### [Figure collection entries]
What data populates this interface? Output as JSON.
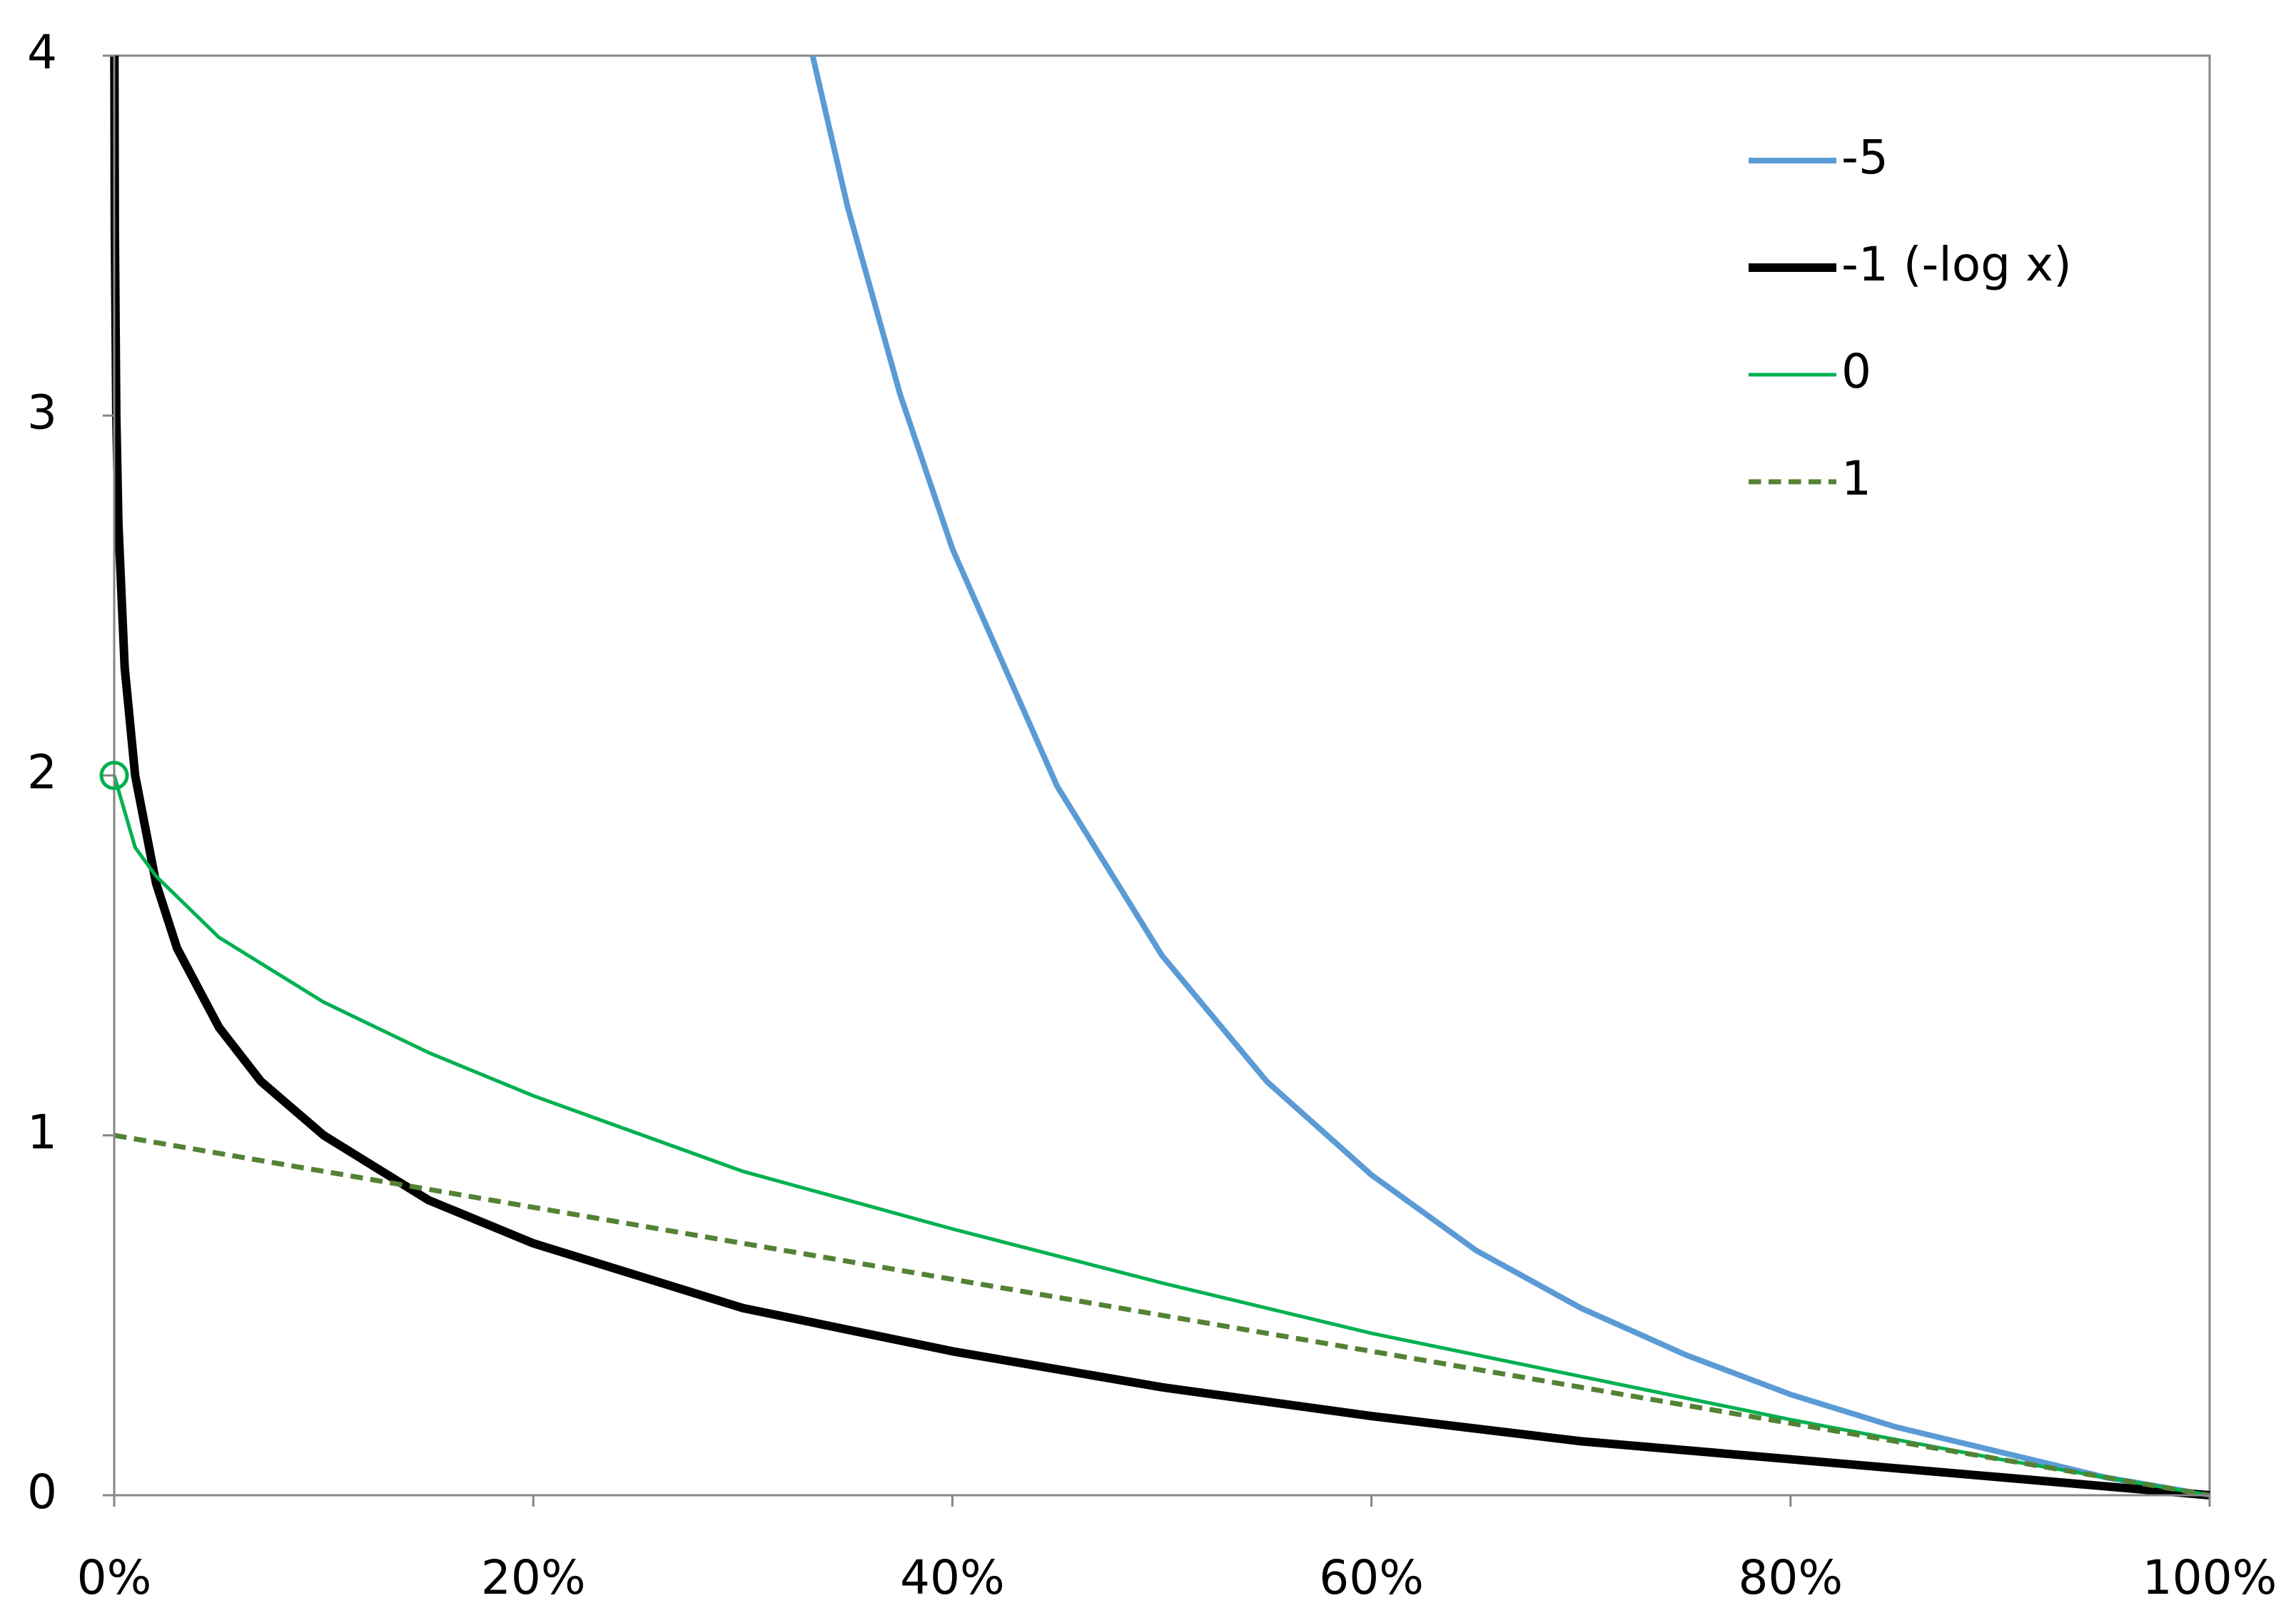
{
  "chart_data": {
    "type": "line",
    "xlim": [
      0,
      1
    ],
    "ylim": [
      0,
      4
    ],
    "xticks": [
      {
        "value": 0,
        "label": "0%"
      },
      {
        "value": 0.2,
        "label": "20%"
      },
      {
        "value": 0.4,
        "label": "40%"
      },
      {
        "value": 0.6,
        "label": "60%"
      },
      {
        "value": 0.8,
        "label": "80%"
      },
      {
        "value": 1,
        "label": "100%"
      }
    ],
    "yticks": [
      0,
      1,
      2,
      3,
      4
    ],
    "grid": false,
    "legend": "upper right",
    "series": [
      {
        "name": "-5",
        "color": "#5b9bd5",
        "dash": "solid",
        "x": [
          0.3333,
          0.35,
          0.375,
          0.4,
          0.45,
          0.5,
          0.55,
          0.6,
          0.65,
          0.7,
          0.75,
          0.8,
          0.85,
          0.9,
          0.95,
          1
        ],
        "values": [
          4.0,
          3.58,
          3.06,
          2.63,
          1.97,
          1.5,
          1.15,
          0.89,
          0.68,
          0.52,
          0.39,
          0.28,
          0.19,
          0.12,
          0.05,
          0
        ]
      },
      {
        "name": "-1 (-log x)",
        "color": "#000000",
        "dash": "solid",
        "x": [
          0.0001,
          0.0003,
          0.001,
          0.002,
          0.005,
          0.01,
          0.02,
          0.03,
          0.05,
          0.07,
          0.1,
          0.15,
          0.2,
          0.3,
          0.4,
          0.5,
          0.6,
          0.7,
          0.8,
          0.9,
          1
        ],
        "values": [
          4.0,
          3.52,
          3.0,
          2.7,
          2.3,
          2.0,
          1.7,
          1.52,
          1.3,
          1.15,
          1.0,
          0.82,
          0.7,
          0.52,
          0.4,
          0.3,
          0.22,
          0.15,
          0.1,
          0.05,
          0
        ]
      },
      {
        "name": "0",
        "color": "#00b050",
        "dash": "solid",
        "start_marker": "circle",
        "x": [
          0,
          0.01,
          0.02,
          0.05,
          0.1,
          0.15,
          0.2,
          0.3,
          0.4,
          0.5,
          0.6,
          0.7,
          0.8,
          0.9,
          1
        ],
        "values": [
          2.0,
          1.8,
          1.72,
          1.55,
          1.37,
          1.23,
          1.11,
          0.9,
          0.74,
          0.59,
          0.45,
          0.33,
          0.21,
          0.1,
          0
        ]
      },
      {
        "name": "1",
        "color": "#548235",
        "dash": "dashed",
        "x": [
          0,
          0.5,
          1
        ],
        "values": [
          1.0,
          0.5,
          0
        ]
      }
    ]
  }
}
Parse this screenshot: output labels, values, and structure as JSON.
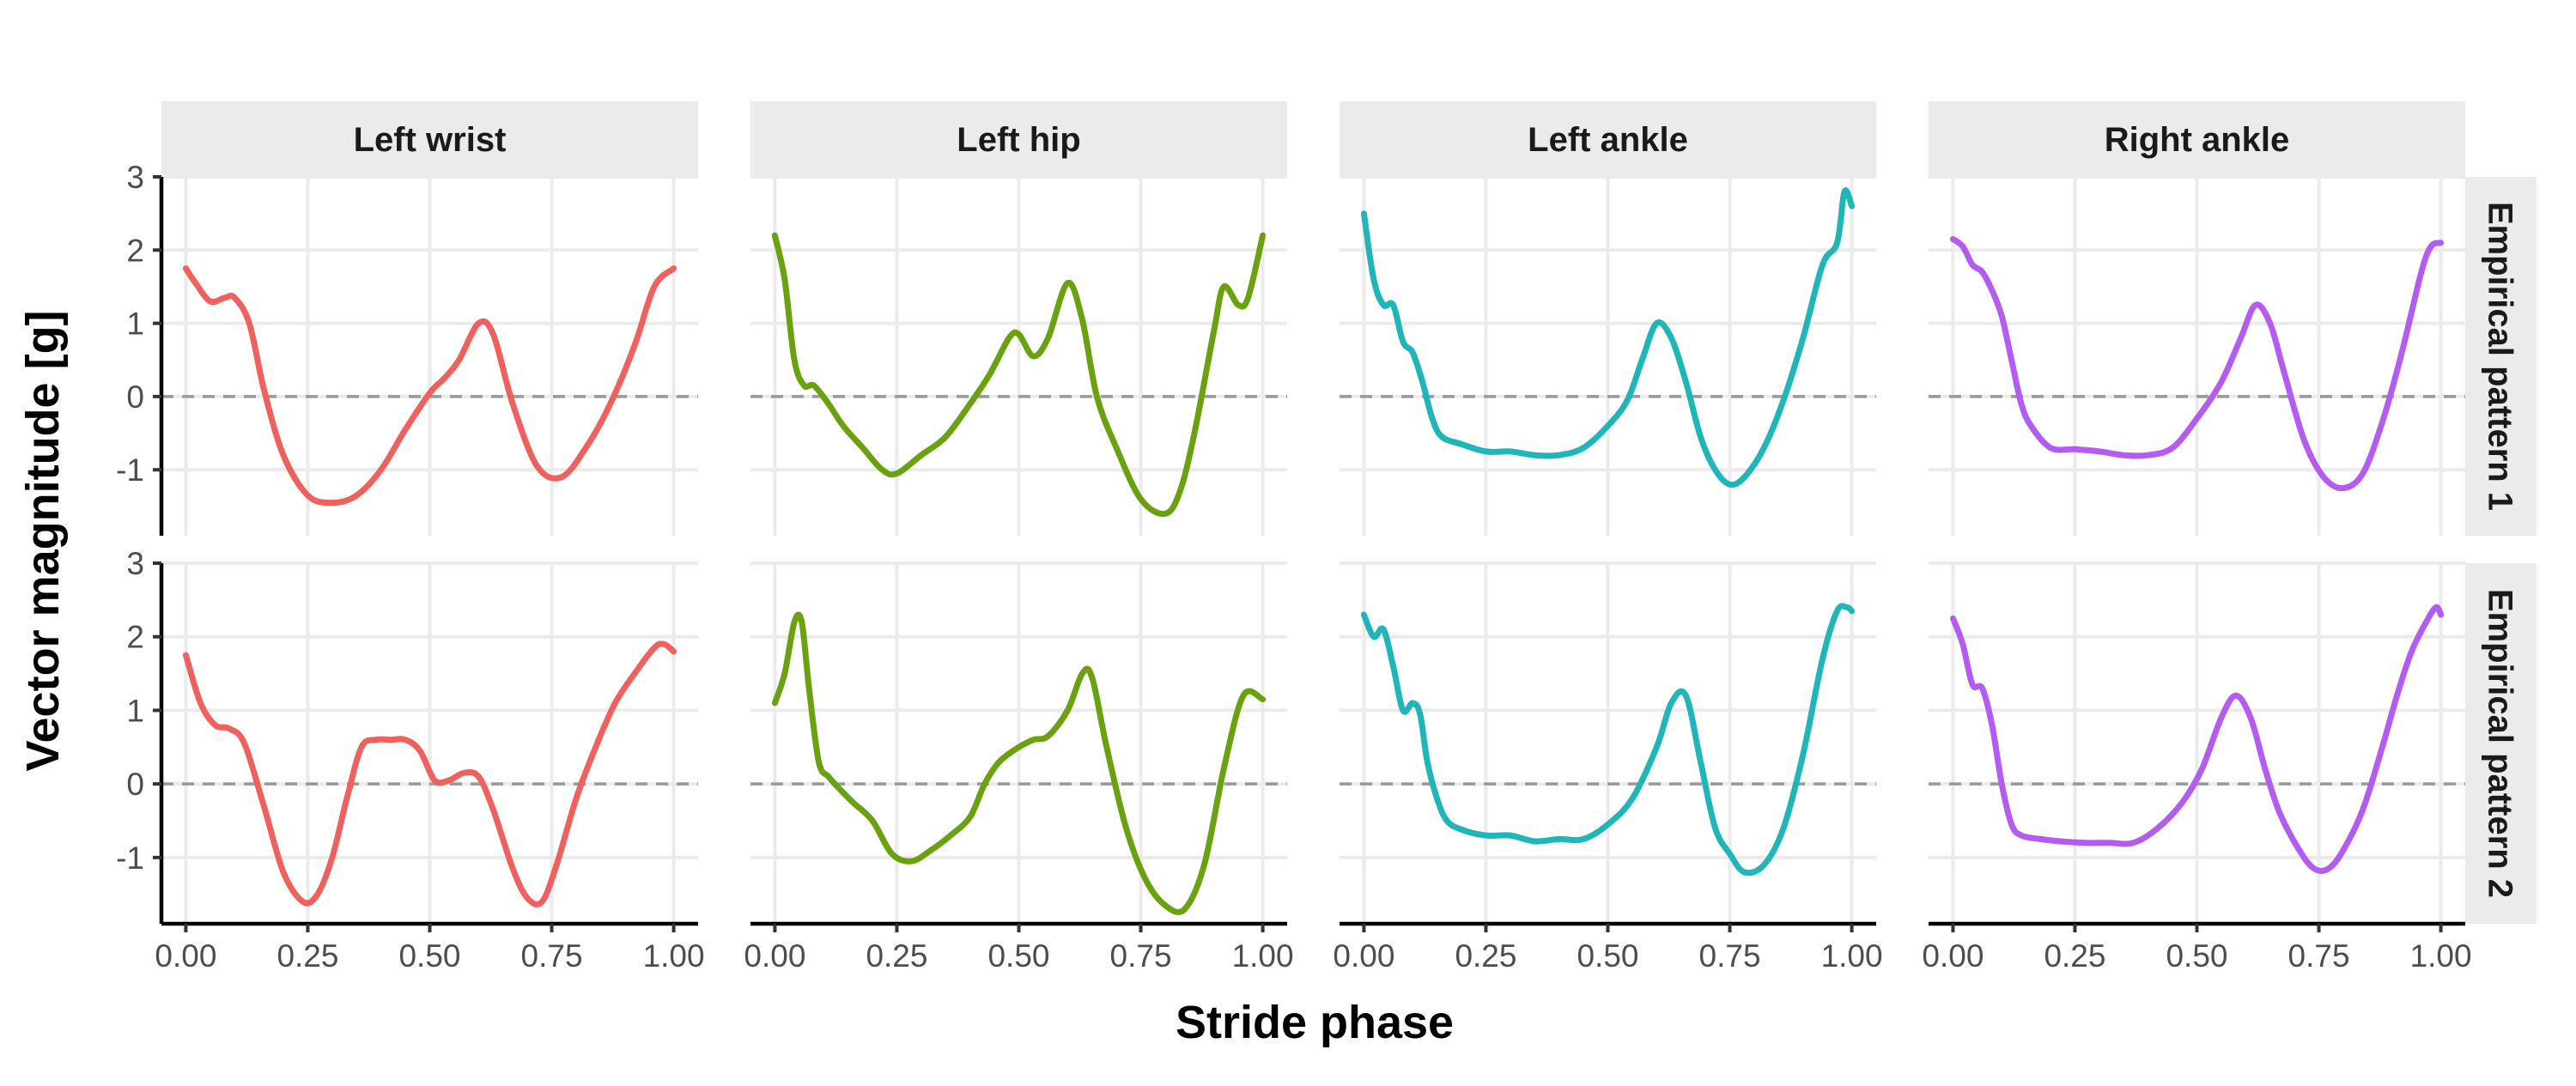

### [Task requirements]
Where a line of the entries contains the word "this", copy that line.

### [Full answer]
What data populates this interface? Output as JSON.
Parse this screenshot: output labels, values, and structure as JSON.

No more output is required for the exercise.